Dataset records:
▶

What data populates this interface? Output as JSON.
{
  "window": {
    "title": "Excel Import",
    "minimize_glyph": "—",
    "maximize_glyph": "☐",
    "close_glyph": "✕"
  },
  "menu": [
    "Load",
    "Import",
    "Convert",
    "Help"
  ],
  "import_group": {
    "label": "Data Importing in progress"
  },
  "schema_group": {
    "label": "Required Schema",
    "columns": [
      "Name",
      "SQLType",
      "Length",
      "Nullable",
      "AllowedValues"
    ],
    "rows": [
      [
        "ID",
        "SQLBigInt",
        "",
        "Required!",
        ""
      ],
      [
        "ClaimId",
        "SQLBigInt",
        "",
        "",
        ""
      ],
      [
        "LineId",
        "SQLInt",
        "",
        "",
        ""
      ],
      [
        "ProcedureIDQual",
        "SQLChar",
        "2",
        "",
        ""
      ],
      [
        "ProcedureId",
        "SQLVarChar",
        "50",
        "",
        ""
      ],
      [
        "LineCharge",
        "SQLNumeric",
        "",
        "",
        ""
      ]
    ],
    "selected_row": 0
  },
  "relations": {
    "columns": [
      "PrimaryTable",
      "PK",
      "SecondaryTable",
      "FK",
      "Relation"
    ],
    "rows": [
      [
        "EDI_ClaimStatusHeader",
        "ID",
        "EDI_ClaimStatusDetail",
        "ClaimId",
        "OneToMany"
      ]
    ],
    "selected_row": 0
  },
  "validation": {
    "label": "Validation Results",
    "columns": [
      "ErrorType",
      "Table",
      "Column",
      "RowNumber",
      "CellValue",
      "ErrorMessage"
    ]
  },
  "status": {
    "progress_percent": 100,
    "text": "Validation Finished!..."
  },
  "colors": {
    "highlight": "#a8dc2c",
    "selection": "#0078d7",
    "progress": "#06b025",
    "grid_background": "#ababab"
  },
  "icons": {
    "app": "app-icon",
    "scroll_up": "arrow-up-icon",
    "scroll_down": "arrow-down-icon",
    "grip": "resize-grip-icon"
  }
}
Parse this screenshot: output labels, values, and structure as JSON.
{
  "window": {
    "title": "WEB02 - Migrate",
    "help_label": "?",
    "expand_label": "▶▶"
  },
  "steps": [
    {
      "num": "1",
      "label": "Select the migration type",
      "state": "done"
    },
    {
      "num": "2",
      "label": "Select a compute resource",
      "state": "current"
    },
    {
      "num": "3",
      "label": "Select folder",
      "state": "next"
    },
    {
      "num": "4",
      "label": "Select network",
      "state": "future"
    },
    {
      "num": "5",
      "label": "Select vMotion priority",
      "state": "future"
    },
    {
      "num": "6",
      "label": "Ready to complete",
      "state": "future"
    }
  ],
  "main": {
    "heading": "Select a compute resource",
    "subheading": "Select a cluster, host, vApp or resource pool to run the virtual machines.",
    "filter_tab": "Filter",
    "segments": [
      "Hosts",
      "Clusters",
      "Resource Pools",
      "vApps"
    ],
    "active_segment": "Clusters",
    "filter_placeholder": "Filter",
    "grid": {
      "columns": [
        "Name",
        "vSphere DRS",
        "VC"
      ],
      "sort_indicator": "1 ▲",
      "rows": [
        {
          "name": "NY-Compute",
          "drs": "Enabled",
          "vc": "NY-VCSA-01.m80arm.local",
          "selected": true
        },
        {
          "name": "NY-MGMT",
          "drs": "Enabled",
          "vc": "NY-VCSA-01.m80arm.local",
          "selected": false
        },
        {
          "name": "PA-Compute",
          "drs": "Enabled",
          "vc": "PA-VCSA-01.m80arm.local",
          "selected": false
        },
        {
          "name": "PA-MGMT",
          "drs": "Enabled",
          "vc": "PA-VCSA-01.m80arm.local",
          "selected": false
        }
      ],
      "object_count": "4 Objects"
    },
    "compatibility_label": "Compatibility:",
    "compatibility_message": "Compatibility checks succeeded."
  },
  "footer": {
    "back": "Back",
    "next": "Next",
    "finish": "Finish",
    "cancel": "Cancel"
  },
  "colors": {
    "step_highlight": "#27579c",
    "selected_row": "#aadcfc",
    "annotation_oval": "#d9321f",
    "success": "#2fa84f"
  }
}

◀

_Direction_
List all lines from the entries that include the word "JSON".

_Solution to the exercise_
What data populates this interface? Output as JSON.
Parse this screenshot: output labels, values, and structure as JSON.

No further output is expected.